**Task prompt**
Scan the records and identify every line in which the string "管理控制台" occurs, then return those lines.

Stored data
________________________________________
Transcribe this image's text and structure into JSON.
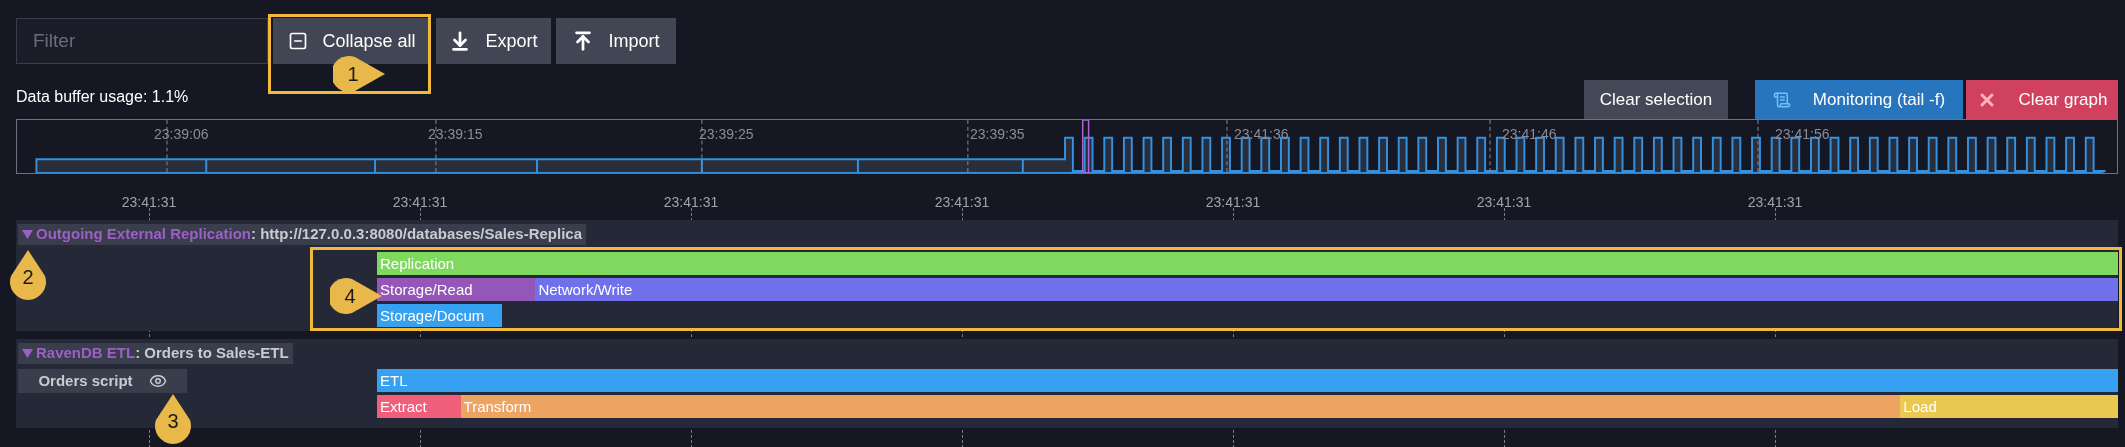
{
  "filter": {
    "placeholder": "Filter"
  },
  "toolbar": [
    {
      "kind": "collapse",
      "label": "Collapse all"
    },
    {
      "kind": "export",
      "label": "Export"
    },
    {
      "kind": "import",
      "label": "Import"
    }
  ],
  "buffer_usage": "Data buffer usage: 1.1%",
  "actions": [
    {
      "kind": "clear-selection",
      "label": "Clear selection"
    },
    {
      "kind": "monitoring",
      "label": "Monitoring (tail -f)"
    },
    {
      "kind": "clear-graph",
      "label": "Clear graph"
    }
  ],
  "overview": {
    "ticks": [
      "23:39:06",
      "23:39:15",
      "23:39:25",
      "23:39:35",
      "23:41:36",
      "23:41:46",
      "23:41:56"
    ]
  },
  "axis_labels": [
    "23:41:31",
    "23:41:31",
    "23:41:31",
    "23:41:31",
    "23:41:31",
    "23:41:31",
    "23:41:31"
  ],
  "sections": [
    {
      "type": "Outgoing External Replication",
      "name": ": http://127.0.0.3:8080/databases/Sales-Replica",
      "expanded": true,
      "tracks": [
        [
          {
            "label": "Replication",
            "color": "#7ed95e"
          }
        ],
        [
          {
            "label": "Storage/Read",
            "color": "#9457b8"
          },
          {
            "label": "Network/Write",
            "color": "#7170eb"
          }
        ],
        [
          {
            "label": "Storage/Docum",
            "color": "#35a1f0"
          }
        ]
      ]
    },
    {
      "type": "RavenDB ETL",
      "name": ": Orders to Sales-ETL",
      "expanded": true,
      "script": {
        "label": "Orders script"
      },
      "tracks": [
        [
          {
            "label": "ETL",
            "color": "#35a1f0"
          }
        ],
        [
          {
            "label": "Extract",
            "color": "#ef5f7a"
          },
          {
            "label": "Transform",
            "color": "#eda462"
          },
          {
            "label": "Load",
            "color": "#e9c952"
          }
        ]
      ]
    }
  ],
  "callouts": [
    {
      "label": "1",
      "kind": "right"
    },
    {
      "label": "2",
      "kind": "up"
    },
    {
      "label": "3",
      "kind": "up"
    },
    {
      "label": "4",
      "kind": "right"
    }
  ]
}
________________________________________
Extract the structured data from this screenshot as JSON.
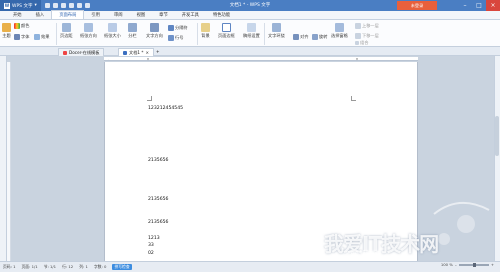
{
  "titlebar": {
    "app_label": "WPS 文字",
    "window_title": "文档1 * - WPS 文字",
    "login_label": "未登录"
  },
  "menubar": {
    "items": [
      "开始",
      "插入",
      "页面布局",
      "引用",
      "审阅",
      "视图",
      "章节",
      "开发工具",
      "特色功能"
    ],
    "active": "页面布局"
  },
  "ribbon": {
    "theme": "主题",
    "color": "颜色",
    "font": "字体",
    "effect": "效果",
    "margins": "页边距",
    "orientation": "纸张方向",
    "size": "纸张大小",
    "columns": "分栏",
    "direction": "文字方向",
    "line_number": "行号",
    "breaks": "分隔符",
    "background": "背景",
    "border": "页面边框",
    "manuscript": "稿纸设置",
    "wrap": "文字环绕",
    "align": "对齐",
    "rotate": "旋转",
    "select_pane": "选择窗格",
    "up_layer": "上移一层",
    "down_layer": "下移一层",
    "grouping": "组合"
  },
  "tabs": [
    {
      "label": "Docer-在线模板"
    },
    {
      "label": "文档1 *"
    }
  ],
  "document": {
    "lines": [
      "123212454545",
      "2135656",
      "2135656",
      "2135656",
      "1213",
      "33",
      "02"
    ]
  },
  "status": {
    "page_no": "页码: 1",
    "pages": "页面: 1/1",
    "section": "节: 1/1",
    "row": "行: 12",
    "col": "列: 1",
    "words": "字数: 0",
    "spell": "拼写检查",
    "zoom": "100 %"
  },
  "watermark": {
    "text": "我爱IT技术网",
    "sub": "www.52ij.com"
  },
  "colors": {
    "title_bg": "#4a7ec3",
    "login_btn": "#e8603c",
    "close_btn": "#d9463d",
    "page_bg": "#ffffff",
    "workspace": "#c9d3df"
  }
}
________________________________________
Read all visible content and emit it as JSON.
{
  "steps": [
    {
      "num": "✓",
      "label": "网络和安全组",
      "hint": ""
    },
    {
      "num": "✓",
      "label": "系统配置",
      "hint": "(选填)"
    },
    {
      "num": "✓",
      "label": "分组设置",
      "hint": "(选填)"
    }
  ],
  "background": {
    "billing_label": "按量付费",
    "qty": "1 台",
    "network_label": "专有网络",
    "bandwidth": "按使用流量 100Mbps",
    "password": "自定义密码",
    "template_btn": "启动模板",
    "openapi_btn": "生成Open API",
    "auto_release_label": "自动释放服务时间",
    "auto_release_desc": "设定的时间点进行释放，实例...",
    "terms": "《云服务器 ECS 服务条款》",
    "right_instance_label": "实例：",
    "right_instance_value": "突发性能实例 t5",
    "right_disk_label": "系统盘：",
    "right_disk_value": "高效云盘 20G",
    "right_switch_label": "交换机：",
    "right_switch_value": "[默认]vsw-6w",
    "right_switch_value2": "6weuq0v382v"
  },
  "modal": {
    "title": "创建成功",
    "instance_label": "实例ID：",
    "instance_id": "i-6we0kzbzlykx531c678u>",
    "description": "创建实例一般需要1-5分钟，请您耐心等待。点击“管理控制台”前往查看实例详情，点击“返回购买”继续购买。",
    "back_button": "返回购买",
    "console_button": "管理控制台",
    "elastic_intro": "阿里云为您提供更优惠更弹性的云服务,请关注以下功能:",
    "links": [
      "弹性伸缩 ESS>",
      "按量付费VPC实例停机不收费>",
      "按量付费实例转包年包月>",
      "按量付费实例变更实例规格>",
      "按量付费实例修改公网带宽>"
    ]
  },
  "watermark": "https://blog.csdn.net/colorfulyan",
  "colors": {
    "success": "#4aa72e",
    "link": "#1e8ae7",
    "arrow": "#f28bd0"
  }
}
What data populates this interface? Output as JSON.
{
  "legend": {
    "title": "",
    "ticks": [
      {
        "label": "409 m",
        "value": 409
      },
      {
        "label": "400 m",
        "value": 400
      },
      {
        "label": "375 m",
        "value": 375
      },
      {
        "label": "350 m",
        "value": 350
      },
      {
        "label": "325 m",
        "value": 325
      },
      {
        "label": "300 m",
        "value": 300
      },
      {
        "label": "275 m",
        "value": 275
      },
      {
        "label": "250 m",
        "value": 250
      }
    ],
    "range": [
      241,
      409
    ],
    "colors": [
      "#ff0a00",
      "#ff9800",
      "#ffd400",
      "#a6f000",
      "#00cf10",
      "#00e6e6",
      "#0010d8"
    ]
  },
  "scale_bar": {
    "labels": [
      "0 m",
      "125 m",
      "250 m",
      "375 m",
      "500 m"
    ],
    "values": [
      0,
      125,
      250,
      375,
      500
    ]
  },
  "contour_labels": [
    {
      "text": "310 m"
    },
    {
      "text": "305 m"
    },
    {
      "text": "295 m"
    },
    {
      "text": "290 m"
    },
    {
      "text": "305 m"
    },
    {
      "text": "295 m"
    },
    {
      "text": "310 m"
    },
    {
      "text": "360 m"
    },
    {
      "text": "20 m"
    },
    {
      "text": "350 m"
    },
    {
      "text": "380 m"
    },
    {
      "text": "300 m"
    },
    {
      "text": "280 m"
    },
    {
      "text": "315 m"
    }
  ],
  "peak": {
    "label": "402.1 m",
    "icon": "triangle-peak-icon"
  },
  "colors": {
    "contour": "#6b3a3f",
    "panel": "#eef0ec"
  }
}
________________________________________
**Written solution**
    "description": "创建实例一般需要1-5分钟，请您耐心等待。点击“管理控制台”前往查看实例详情，点击“返回购买”继续购买。",
    "console_button": "管理控制台",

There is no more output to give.